***** Record extracts *****
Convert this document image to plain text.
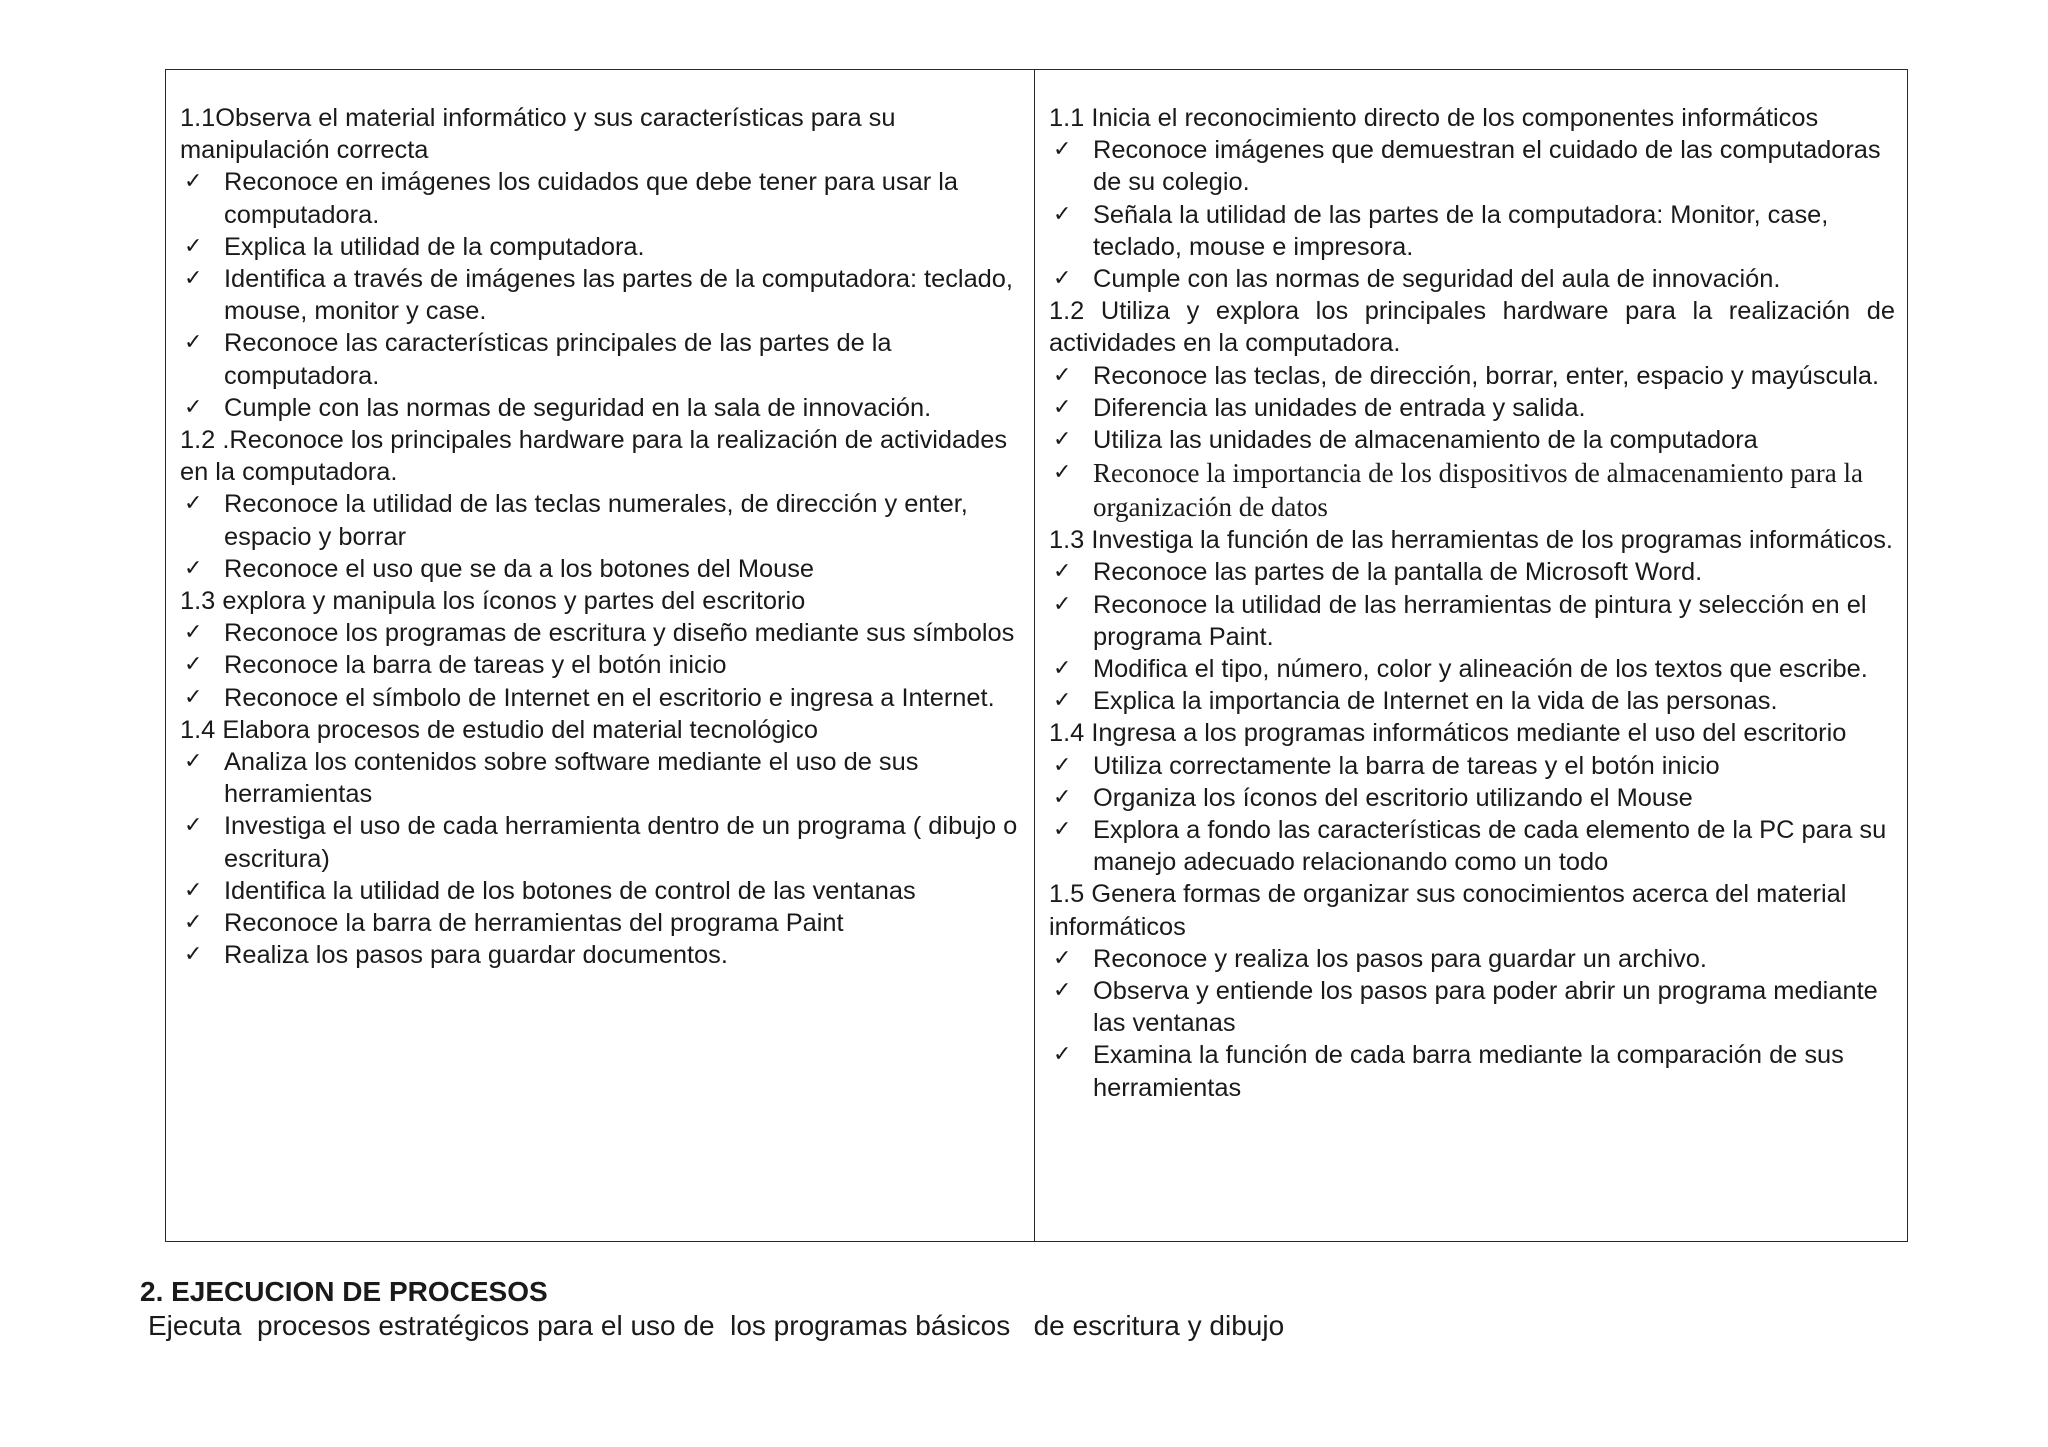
1.1Observa el material informático y sus características para su manipulación correcta
✓ Reconoce en imágenes los cuidados que debe tener para usar la computadora.
✓ Explica la utilidad de la computadora.
✓ Identifica a través de imágenes las partes de la computadora: teclado, mouse, monitor y case.
✓ Reconoce las características principales de las partes de la computadora.
✓ Cumple con las normas de seguridad en la sala de innovación.
1.2 .Reconoce los principales hardware para la realización de actividades en la computadora.
✓ Reconoce la utilidad de las teclas numerales, de dirección y enter, espacio y borrar
✓ Reconoce el uso que se da a los botones del Mouse
1.3 explora y manipula los íconos y partes del escritorio
✓ Reconoce los programas de escritura y diseño mediante sus símbolos
✓ Reconoce la barra de tareas y el botón inicio
✓ Reconoce el símbolo de Internet en el escritorio e ingresa a Internet.
1.4 Elabora procesos de estudio del material tecnológico
✓ Analiza los contenidos sobre software mediante el uso de sus herramientas
✓ Investiga el uso de cada herramienta dentro de un programa ( dibujo o escritura)
✓ Identifica la utilidad de los botones de control de las ventanas
✓ Reconoce la barra de herramientas del programa Paint
✓ Realiza los pasos para guardar documentos.
1.1 Inicia el reconocimiento directo de los componentes informáticos
✓ Reconoce imágenes que demuestran el cuidado de las computadoras de su colegio.
✓ Señala la utilidad de las partes de la computadora: Monitor, case, teclado, mouse e impresora.
✓ Cumple con las normas de seguridad del aula de innovación.
1.2 Utiliza y explora los principales hardware para la realización de actividades en la computadora.
✓ Reconoce las teclas, de dirección, borrar, enter, espacio y mayúscula.
✓ Diferencia las unidades de entrada y salida.
✓ Utiliza las unidades de almacenamiento de la computadora
✓ Reconoce la importancia de los dispositivos de almacenamiento para la organización de datos
1.3 Investiga la función de las herramientas de los programas informáticos.
✓ Reconoce las partes de la pantalla de Microsoft Word.
✓ Reconoce la utilidad de las herramientas de pintura y selección en el programa Paint.
✓ Modifica el tipo, número, color y alineación de los textos que escribe.
✓ Explica la importancia de Internet en la vida de las personas.
1.4 Ingresa a los programas informáticos mediante el uso del escritorio
✓ Utiliza correctamente la barra de tareas y el botón inicio
✓ Organiza los íconos del escritorio utilizando el Mouse
✓ Explora a fondo las características de cada elemento de la PC para su manejo adecuado relacionando como un todo
1.5 Genera formas de organizar sus conocimientos acerca del material informáticos
✓ Reconoce y realiza los pasos para guardar un archivo.
✓ Observa y entiende los pasos para poder abrir un programa mediante las ventanas
✓ Examina la función de cada barra mediante la comparación de sus herramientas
2. EJECUCION DE PROCESOS
Ejecuta  procesos estratégicos para el uso de  los programas básicos   de escritura y dibujo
*****
• **Work instructions**
Give back the material above exactly as it appears, minus the pictures.

• **Written answer**
Convert this document image to plain text.
1.1Observa el material informático y sus características para su manipulación correcta
✓ Reconoce en imágenes los cuidados que debe tener para usar la computadora.
✓ Explica la utilidad de la computadora.
✓ Identifica a través de imágenes las partes de la computadora: teclado, mouse, monitor y case.
✓ Reconoce las características principales de las partes de la computadora.
✓ Cumple con las normas de seguridad en la sala de innovación.
1.2 .Reconoce los principales hardware para la realización de actividades en la computadora.
✓ Reconoce la utilidad de las teclas numerales, de dirección y enter, espacio y borrar
✓ Reconoce el uso que se da a los botones del Mouse
1.3 explora y manipula los íconos y partes del escritorio
✓ Reconoce los programas de escritura y diseño mediante sus símbolos
✓ Reconoce la barra de tareas y el botón inicio
✓ Reconoce el símbolo de Internet en el escritorio e ingresa a Internet.
1.4 Elabora procesos de estudio del material tecnológico
✓ Analiza los contenidos sobre software mediante el uso de sus herramientas
✓ Investiga el uso de cada herramienta dentro de un programa ( dibujo o escritura)
✓ Identifica la utilidad de los botones de control de las ventanas
✓ Reconoce la barra de herramientas del programa Paint
✓ Realiza los pasos para guardar documentos.
1.1 Inicia el reconocimiento directo de los componentes informáticos
✓ Reconoce imágenes que demuestran el cuidado de las computadoras de su colegio.
✓ Señala la utilidad de las partes de la computadora: Monitor, case, teclado, mouse e impresora.
✓ Cumple con las normas de seguridad del aula de innovación.
1.2 Utiliza y explora los principales hardware para la realización de actividades en la computadora.
✓ Reconoce las teclas, de dirección, borrar, enter, espacio y mayúscula.
✓ Diferencia las unidades de entrada y salida.
✓ Utiliza las unidades de almacenamiento de la computadora
✓ Reconoce la importancia de los dispositivos de almacenamiento para la organización de datos
1.3 Investiga la función de las herramientas de los programas informáticos.
✓ Reconoce las partes de la pantalla de Microsoft Word.
✓ Reconoce la utilidad de las herramientas de pintura y selección en el programa Paint.
✓ Modifica el tipo, número, color y alineación de los textos que escribe.
✓ Explica la importancia de Internet en la vida de las personas.
1.4 Ingresa a los programas informáticos mediante el uso del escritorio
✓ Utiliza correctamente la barra de tareas y el botón inicio
✓ Organiza los íconos del escritorio utilizando el Mouse
✓ Explora a fondo las características de cada elemento de la PC para su manejo adecuado relacionando como un todo
1.5 Genera formas de organizar sus conocimientos acerca del material informáticos
✓ Reconoce y realiza los pasos para guardar un archivo.
✓ Observa y entiende los pasos para poder abrir un programa mediante las ventanas
✓ Examina la función de cada barra mediante la comparación de sus herramientas
2. EJECUCION DE PROCESOS
Ejecuta  procesos estratégicos para el uso de  los programas básicos   de escritura y dibujo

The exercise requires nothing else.